— START RECORDS SHOWN —

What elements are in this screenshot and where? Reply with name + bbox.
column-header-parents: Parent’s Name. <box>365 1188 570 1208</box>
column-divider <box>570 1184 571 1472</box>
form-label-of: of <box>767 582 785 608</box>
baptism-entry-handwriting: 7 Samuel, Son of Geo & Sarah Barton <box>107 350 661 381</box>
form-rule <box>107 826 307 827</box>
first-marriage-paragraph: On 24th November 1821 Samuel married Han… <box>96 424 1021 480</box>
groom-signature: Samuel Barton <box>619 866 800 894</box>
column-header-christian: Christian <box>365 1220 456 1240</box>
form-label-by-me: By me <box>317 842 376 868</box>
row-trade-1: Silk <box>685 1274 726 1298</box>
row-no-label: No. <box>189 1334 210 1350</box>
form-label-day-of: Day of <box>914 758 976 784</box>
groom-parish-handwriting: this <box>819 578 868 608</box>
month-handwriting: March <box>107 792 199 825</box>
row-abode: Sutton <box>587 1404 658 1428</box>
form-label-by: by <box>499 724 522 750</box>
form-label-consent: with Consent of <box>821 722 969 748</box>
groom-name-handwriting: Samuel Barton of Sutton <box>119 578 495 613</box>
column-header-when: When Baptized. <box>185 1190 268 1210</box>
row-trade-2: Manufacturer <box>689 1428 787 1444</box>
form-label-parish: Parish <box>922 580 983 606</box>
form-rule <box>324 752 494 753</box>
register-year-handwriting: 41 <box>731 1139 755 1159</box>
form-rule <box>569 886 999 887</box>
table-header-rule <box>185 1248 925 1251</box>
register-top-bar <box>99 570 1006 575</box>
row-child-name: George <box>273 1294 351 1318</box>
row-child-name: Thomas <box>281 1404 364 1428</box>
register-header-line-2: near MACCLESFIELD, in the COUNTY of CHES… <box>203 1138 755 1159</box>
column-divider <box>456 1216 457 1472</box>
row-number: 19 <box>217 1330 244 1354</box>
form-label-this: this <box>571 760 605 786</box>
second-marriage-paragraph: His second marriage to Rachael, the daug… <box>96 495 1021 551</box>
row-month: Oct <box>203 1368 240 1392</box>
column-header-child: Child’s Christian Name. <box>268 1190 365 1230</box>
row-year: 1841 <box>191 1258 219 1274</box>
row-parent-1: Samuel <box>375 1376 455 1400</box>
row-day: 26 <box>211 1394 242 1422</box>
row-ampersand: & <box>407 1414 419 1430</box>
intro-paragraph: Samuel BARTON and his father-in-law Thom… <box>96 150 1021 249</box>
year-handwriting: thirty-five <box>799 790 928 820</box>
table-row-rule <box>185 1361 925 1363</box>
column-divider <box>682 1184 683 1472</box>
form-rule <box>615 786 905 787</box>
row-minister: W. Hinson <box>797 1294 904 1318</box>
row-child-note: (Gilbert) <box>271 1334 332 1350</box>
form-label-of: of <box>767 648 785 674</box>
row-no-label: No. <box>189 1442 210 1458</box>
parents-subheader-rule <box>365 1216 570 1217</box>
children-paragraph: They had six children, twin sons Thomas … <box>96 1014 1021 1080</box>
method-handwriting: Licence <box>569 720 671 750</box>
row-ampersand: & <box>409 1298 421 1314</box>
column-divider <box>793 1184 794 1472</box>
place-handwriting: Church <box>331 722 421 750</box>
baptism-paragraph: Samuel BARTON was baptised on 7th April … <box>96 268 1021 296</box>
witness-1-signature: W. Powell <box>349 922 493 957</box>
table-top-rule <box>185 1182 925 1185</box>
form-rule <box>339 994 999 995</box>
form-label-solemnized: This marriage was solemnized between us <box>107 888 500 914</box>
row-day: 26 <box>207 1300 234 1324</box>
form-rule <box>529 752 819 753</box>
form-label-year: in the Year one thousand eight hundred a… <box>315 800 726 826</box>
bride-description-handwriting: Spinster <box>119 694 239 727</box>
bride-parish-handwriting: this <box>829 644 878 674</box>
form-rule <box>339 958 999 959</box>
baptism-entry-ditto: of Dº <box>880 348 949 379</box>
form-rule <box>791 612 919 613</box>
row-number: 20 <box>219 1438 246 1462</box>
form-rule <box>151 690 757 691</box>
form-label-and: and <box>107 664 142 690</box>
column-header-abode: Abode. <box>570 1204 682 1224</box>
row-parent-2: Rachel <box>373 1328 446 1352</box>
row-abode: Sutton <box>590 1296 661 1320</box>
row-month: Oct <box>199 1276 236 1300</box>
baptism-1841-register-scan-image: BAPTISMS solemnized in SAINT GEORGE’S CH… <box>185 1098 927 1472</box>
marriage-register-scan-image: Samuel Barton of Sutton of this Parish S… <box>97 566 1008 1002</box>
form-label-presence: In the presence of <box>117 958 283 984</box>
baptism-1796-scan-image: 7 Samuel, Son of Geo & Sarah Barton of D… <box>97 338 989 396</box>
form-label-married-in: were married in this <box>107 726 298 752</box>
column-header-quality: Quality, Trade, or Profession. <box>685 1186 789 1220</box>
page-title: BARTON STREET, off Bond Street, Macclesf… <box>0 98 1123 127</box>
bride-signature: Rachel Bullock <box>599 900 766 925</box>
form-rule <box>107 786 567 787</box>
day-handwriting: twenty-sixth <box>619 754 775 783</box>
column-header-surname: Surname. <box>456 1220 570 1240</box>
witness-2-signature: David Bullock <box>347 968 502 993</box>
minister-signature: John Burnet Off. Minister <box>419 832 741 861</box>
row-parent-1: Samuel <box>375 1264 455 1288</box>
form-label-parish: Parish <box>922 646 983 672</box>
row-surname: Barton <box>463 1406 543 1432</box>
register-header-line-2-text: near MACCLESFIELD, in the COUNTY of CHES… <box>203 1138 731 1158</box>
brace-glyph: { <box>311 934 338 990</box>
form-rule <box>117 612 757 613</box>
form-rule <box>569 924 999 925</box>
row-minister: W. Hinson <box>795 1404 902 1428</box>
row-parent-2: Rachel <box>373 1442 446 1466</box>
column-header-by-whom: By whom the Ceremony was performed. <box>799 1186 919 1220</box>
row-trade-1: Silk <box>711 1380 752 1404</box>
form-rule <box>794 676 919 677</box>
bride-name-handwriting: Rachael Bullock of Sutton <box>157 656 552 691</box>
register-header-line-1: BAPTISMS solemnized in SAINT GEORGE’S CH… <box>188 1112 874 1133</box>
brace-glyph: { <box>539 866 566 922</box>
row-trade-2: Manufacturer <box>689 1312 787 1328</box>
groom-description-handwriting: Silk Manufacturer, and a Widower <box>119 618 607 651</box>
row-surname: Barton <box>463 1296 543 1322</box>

— END RECORDS SHOWN —

GIVEN REQUEST: Change every "Manufacturer" in the lines above to "Maker", and write out all the lines again with nothing else altered.

TASK OUTPUT:
What elements are in this screenshot and where? Reply with name + bbox.
column-header-parents: Parent’s Name. <box>365 1188 570 1208</box>
column-divider <box>570 1184 571 1472</box>
form-label-of: of <box>767 582 785 608</box>
baptism-entry-handwriting: 7 Samuel, Son of Geo & Sarah Barton <box>107 350 661 381</box>
form-rule <box>107 826 307 827</box>
first-marriage-paragraph: On 24th November 1821 Samuel married Han… <box>96 424 1021 480</box>
groom-signature: Samuel Barton <box>619 866 800 894</box>
column-header-christian: Christian <box>365 1220 456 1240</box>
form-label-by-me: By me <box>317 842 376 868</box>
row-trade-1: Silk <box>685 1274 726 1298</box>
row-no-label: No. <box>189 1334 210 1350</box>
form-label-day-of: Day of <box>914 758 976 784</box>
groom-parish-handwriting: this <box>819 578 868 608</box>
month-handwriting: March <box>107 792 199 825</box>
row-abode: Sutton <box>587 1404 658 1428</box>
form-label-by: by <box>499 724 522 750</box>
form-label-consent: with Consent of <box>821 722 969 748</box>
groom-name-handwriting: Samuel Barton of Sutton <box>119 578 495 613</box>
column-header-when: When Baptized. <box>185 1190 268 1210</box>
row-trade-2: Maker <box>689 1428 787 1444</box>
form-label-parish: Parish <box>922 580 983 606</box>
form-rule <box>324 752 494 753</box>
register-year-handwriting: 41 <box>731 1139 755 1159</box>
form-rule <box>569 886 999 887</box>
table-header-rule <box>185 1248 925 1251</box>
register-top-bar <box>99 570 1006 575</box>
row-child-name: George <box>273 1294 351 1318</box>
row-child-name: Thomas <box>281 1404 364 1428</box>
register-header-line-2: near MACCLESFIELD, in the COUNTY of CHES… <box>203 1138 755 1159</box>
column-divider <box>456 1216 457 1472</box>
row-number: 19 <box>217 1330 244 1354</box>
form-label-this: this <box>571 760 605 786</box>
second-marriage-paragraph: His second marriage to Rachael, the daug… <box>96 495 1021 551</box>
row-month: Oct <box>203 1368 240 1392</box>
column-header-child: Child’s Christian Name. <box>268 1190 365 1230</box>
row-year: 1841 <box>191 1258 219 1274</box>
row-parent-1: Samuel <box>375 1376 455 1400</box>
row-day: 26 <box>211 1394 242 1422</box>
row-ampersand: & <box>407 1414 419 1430</box>
intro-paragraph: Samuel BARTON and his father-in-law Thom… <box>96 150 1021 249</box>
year-handwriting: thirty-five <box>799 790 928 820</box>
table-row-rule <box>185 1361 925 1363</box>
column-divider <box>682 1184 683 1472</box>
form-rule <box>615 786 905 787</box>
row-minister: W. Hinson <box>797 1294 904 1318</box>
row-child-note: (Gilbert) <box>271 1334 332 1350</box>
form-label-of: of <box>767 648 785 674</box>
row-no-label: No. <box>189 1442 210 1458</box>
parents-subheader-rule <box>365 1216 570 1217</box>
children-paragraph: They had six children, twin sons Thomas … <box>96 1014 1021 1080</box>
method-handwriting: Licence <box>569 720 671 750</box>
row-ampersand: & <box>409 1298 421 1314</box>
column-divider <box>793 1184 794 1472</box>
place-handwriting: Church <box>331 722 421 750</box>
baptism-paragraph: Samuel BARTON was baptised on 7th April … <box>96 268 1021 296</box>
witness-1-signature: W. Powell <box>349 922 493 957</box>
table-top-rule <box>185 1182 925 1185</box>
form-rule <box>339 994 999 995</box>
form-label-solemnized: This marriage was solemnized between us <box>107 888 500 914</box>
row-day: 26 <box>207 1300 234 1324</box>
form-rule <box>529 752 819 753</box>
form-label-year: in the Year one thousand eight hundred a… <box>315 800 726 826</box>
bride-description-handwriting: Spinster <box>119 694 239 727</box>
bride-parish-handwriting: this <box>829 644 878 674</box>
form-rule <box>339 958 999 959</box>
baptism-entry-ditto: of Dº <box>880 348 949 379</box>
form-rule <box>791 612 919 613</box>
row-number: 20 <box>219 1438 246 1462</box>
form-rule <box>151 690 757 691</box>
form-label-and: and <box>107 664 142 690</box>
column-header-abode: Abode. <box>570 1204 682 1224</box>
row-parent-2: Rachel <box>373 1328 446 1352</box>
row-abode: Sutton <box>590 1296 661 1320</box>
row-month: Oct <box>199 1276 236 1300</box>
baptism-1841-register-scan-image: BAPTISMS solemnized in SAINT GEORGE’S CH… <box>185 1098 927 1472</box>
marriage-register-scan-image: Samuel Barton of Sutton of this Parish S… <box>97 566 1008 1002</box>
form-label-presence: In the presence of <box>117 958 283 984</box>
baptism-1796-scan-image: 7 Samuel, Son of Geo & Sarah Barton of D… <box>97 338 989 396</box>
form-label-married-in: were married in this <box>107 726 298 752</box>
column-header-quality: Quality, Trade, or Profession. <box>685 1186 789 1220</box>
page-title: BARTON STREET, off Bond Street, Macclesf… <box>0 98 1123 127</box>
bride-signature: Rachel Bullock <box>599 900 766 925</box>
form-rule <box>107 786 567 787</box>
day-handwriting: twenty-sixth <box>619 754 775 783</box>
column-header-surname: Surname. <box>456 1220 570 1240</box>
witness-2-signature: David Bullock <box>347 968 502 993</box>
minister-signature: John Burnet Off. Minister <box>419 832 741 861</box>
row-parent-1: Samuel <box>375 1264 455 1288</box>
form-label-parish: Parish <box>922 646 983 672</box>
row-surname: Barton <box>463 1406 543 1432</box>
register-header-line-2-text: near MACCLESFIELD, in the COUNTY of CHES… <box>203 1138 731 1158</box>
brace-glyph: { <box>311 934 338 990</box>
form-rule <box>117 612 757 613</box>
form-rule <box>569 924 999 925</box>
row-minister: W. Hinson <box>795 1404 902 1428</box>
row-parent-2: Rachel <box>373 1442 446 1466</box>
column-header-by-whom: By whom the Ceremony was performed. <box>799 1186 919 1220</box>
row-trade-1: Silk <box>711 1380 752 1404</box>
form-rule <box>794 676 919 677</box>
bride-name-handwriting: Rachael Bullock of Sutton <box>157 656 552 691</box>
register-header-line-1: BAPTISMS solemnized in SAINT GEORGE’S CH… <box>188 1112 874 1133</box>
brace-glyph: { <box>539 866 566 922</box>
row-trade-2: Maker <box>689 1312 787 1328</box>
groom-description-handwriting: Silk Maker, and a Widower <box>119 618 607 651</box>
row-surname: Barton <box>463 1296 543 1322</box>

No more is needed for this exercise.